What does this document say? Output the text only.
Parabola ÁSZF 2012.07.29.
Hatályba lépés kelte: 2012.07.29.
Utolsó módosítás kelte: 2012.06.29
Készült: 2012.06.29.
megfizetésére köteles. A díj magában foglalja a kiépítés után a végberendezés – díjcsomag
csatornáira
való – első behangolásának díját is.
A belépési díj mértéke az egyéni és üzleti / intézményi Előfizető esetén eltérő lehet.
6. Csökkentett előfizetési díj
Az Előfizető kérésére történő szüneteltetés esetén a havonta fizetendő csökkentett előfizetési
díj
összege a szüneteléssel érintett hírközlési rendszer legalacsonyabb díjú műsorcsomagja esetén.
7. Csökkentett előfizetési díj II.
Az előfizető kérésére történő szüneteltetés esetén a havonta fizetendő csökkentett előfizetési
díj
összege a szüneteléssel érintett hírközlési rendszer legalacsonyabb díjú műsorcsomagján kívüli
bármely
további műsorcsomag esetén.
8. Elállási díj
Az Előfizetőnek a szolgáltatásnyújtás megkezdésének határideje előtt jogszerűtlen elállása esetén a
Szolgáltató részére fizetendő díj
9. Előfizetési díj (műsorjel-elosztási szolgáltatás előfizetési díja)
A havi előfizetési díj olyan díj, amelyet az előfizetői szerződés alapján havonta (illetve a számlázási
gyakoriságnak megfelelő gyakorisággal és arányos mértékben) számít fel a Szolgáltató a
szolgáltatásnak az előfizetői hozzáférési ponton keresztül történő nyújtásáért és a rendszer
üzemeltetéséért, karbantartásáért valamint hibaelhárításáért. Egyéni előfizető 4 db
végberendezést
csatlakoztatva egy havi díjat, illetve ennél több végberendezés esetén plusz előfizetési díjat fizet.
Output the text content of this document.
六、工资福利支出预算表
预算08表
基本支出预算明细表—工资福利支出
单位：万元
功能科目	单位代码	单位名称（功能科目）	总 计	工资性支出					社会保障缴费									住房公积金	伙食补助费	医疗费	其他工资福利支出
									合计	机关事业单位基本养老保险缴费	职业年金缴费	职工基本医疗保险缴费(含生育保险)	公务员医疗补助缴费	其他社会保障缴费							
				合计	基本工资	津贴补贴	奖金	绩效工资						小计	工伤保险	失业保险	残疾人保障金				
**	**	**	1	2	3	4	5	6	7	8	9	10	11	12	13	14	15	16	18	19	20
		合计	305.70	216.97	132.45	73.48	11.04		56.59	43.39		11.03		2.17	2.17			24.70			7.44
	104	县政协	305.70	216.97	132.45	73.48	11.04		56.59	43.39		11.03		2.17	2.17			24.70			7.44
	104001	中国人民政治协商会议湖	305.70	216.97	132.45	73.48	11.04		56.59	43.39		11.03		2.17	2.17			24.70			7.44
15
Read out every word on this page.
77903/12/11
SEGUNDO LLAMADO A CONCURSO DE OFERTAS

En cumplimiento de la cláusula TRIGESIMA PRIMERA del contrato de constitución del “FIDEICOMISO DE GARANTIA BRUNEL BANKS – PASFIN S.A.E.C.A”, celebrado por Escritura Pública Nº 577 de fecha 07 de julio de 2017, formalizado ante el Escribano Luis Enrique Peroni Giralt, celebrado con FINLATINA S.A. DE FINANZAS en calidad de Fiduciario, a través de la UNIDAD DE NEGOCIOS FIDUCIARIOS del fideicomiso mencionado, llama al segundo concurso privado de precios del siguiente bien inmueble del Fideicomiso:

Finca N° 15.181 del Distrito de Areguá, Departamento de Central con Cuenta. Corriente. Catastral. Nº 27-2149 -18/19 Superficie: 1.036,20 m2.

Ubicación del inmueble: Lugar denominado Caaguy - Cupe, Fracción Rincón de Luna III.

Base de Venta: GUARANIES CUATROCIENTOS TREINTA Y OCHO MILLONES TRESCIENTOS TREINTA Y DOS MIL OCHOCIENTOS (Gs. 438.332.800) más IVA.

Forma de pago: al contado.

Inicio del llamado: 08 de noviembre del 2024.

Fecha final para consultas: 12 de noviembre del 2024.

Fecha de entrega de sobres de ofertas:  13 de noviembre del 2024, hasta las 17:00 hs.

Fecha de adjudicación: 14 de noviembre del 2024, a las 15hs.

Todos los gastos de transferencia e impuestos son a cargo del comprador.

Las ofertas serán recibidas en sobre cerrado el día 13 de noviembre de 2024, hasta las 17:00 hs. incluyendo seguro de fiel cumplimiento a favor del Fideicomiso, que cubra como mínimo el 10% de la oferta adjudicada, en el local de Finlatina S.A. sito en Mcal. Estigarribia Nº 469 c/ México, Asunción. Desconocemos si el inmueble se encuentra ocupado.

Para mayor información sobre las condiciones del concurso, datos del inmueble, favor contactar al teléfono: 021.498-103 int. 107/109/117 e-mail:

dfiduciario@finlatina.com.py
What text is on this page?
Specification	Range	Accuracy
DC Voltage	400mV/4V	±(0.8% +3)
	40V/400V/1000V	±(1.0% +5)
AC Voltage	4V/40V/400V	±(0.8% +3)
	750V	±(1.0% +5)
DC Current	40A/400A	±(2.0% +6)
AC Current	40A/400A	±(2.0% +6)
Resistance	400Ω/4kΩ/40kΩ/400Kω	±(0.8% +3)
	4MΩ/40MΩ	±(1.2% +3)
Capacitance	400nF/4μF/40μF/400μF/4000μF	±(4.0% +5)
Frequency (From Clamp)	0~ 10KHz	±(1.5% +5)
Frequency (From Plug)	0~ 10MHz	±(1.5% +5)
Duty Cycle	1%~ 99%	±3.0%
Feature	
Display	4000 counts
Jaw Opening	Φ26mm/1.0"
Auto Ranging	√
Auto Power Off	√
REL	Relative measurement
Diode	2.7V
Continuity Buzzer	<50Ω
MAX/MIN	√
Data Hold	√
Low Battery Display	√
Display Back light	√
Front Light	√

# OBJECTIVE
Reproduce the material precisely, including every line.

# REPLY
What does this document say? Output the text only.
Parabola ÁSZF 2012.07.29.
Hatályba lépés kelte: 2012.07.29.
Utolsó módosítás kelte: 2012.06.29
Készült: 2012.06.29.
megfizetésére köteles. A díj magában foglalja a kiépítés után a végberendezés – díjcsomag
csatornáira
való – első behangolásának díját is.
A belépési díj mértéke az egyéni és üzleti / intézményi Előfizető esetén eltérő lehet.
6. Csökkentett előfizetési díj
Az Előfizető kérésére történő szüneteltetés esetén a havonta fizetendő csökkentett előfizetési
díj
összege a szüneteléssel érintett hírközlési rendszer legalacsonyabb díjú műsorcsomagja esetén.
7. Csökkentett előfizetési díj II.
Az előfizető kérésére történő szüneteltetés esetén a havonta fizetendő csökkentett előfizetési
díj
összege a szüneteléssel érintett hírközlési rendszer legalacsonyabb díjú műsorcsomagján kívüli
bármely
további műsorcsomag esetén.
8. Elállási díj
Az Előfizetőnek a szolgáltatásnyújtás megkezdésének határideje előtt jogszerűtlen elállása esetén a
Szolgáltató részére fizetendő díj
9. Előfizetési díj (műsorjel-elosztási szolgáltatás előfizetési díja)
A havi előfizetési díj olyan díj, amelyet az előfizetői szerződés alapján havonta (illetve a számlázási
gyakoriságnak megfelelő gyakorisággal és arányos mértékben) számít fel a Szolgáltató a
szolgáltatásnak az előfizetői hozzáférési ponton keresztül történő nyújtásáért és a rendszer
üzemeltetéséért, karbantartásáért valamint hibaelhárításáért. Egyéni előfizető 4 db
végberendezést
csatlakoztatva egy havi díjat, illetve ennél több végberendezés esetén plusz előfizetési díjat fizet.
Output the text content of this document.
六、工资福利支出预算表
预算08表
基本支出预算明细表—工资福利支出
单位：万元
功能科目	单位代码	单位名称（功能科目）	总 计	工资性支出					社会保障缴费									住房公积金	伙食补助费	医疗费	其他工资福利支出
									合计	机关事业单位基本养老保险缴费	职业年金缴费	职工基本医疗保险缴费(含生育保险)	公务员医疗补助缴费	其他社会保障缴费							
				合计	基本工资	津贴补贴	奖金	绩效工资						小计	工伤保险	失业保险	残疾人保障金				
**	**	**	1	2	3	4	5	6	7	8	9	10	11	12	13	14	15	16	18	19	20
		合计	305.70	216.97	132.45	73.48	11.04		56.59	43.39		11.03		2.17	2.17			24.70			7.44
	104	县政协	305.70	216.97	132.45	73.48	11.04		56.59	43.39		11.03		2.17	2.17			24.70			7.44
	104001	中国人民政治协商会议湖	305.70	216.97	132.45	73.48	11.04		56.59	43.39		11.03		2.17	2.17			24.70			7.44
15
Read out every word on this page.
77903/12/11
SEGUNDO LLAMADO A CONCURSO DE OFERTAS

En cumplimiento de la cláusula TRIGESIMA PRIMERA del contrato de constitución del “FIDEICOMISO DE GARANTIA BRUNEL BANKS – PASFIN S.A.E.C.A”, celebrado por Escritura Pública Nº 577 de fecha 07 de julio de 2017, formalizado ante el Escribano Luis Enrique Peroni Giralt, celebrado con FINLATINA S.A. DE FINANZAS en calidad de Fiduciario, a través de la UNIDAD DE NEGOCIOS FIDUCIARIOS del fideicomiso mencionado, llama al segundo concurso privado de precios del siguiente bien inmueble del Fideicomiso:

Finca N° 15.181 del Distrito de Areguá, Departamento de Central con Cuenta. Corriente. Catastral. Nº 27-2149 -18/19 Superficie: 1.036,20 m2.

Ubicación del inmueble: Lugar denominado Caaguy - Cupe, Fracción Rincón de Luna III.

Base de Venta: GUARANIES CUATROCIENTOS TREINTA Y OCHO MILLONES TRESCIENTOS TREINTA Y DOS MIL OCHOCIENTOS (Gs. 438.332.800) más IVA.

Forma de pago: al contado.

Inicio del llamado: 08 de noviembre del 2024.

Fecha final para consultas: 12 de noviembre del 2024.

Fecha de entrega de sobres de ofertas:  13 de noviembre del 2024, hasta las 17:00 hs.

Fecha de adjudicación: 14 de noviembre del 2024, a las 15hs.

Todos los gastos de transferencia e impuestos son a cargo del comprador.

Las ofertas serán recibidas en sobre cerrado el día 13 de noviembre de 2024, hasta las 17:00 hs. incluyendo seguro de fiel cumplimiento a favor del Fideicomiso, que cubra como mínimo el 10% de la oferta adjudicada, en el local de Finlatina S.A. sito en Mcal. Estigarribia Nº 469 c/ México, Asunción. Desconocemos si el inmueble se encuentra ocupado.

Para mayor información sobre las condiciones del concurso, datos del inmueble, favor contactar al teléfono: 021.498-103 int. 107/109/117 e-mail:

dfiduciario@finlatina.com.py
What text is on this page?
Specification	Range	Accuracy
DC Voltage	400mV/4V	±(0.8% +3)
	40V/400V/1000V	±(1.0% +5)
AC Voltage	4V/40V/400V	±(0.8% +3)
	750V	±(1.0% +5)
DC Current	40A/400A	±(2.0% +6)
AC Current	40A/400A	±(2.0% +6)
Resistance	400Ω/4kΩ/40kΩ/400Kω	±(0.8% +3)
	4MΩ/40MΩ	±(1.2% +3)
Capacitance	400nF/4μF/40μF/400μF/4000μF	±(4.0% +5)
Frequency (From Clamp)	0~ 10KHz	±(1.5% +5)
Frequency (From Plug)	0~ 10MHz	±(1.5% +5)
Duty Cycle	1%~ 99%	±3.0%
Feature	
Display	4000 counts
Jaw Opening	Φ26mm/1.0"
Auto Ranging	√
Auto Power Off	√
REL	Relative measurement
Diode	2.7V
Continuity Buzzer	<50Ω
MAX/MIN	√
Data Hold	√
Low Battery Display	√
Display Back light	√
Front Light	√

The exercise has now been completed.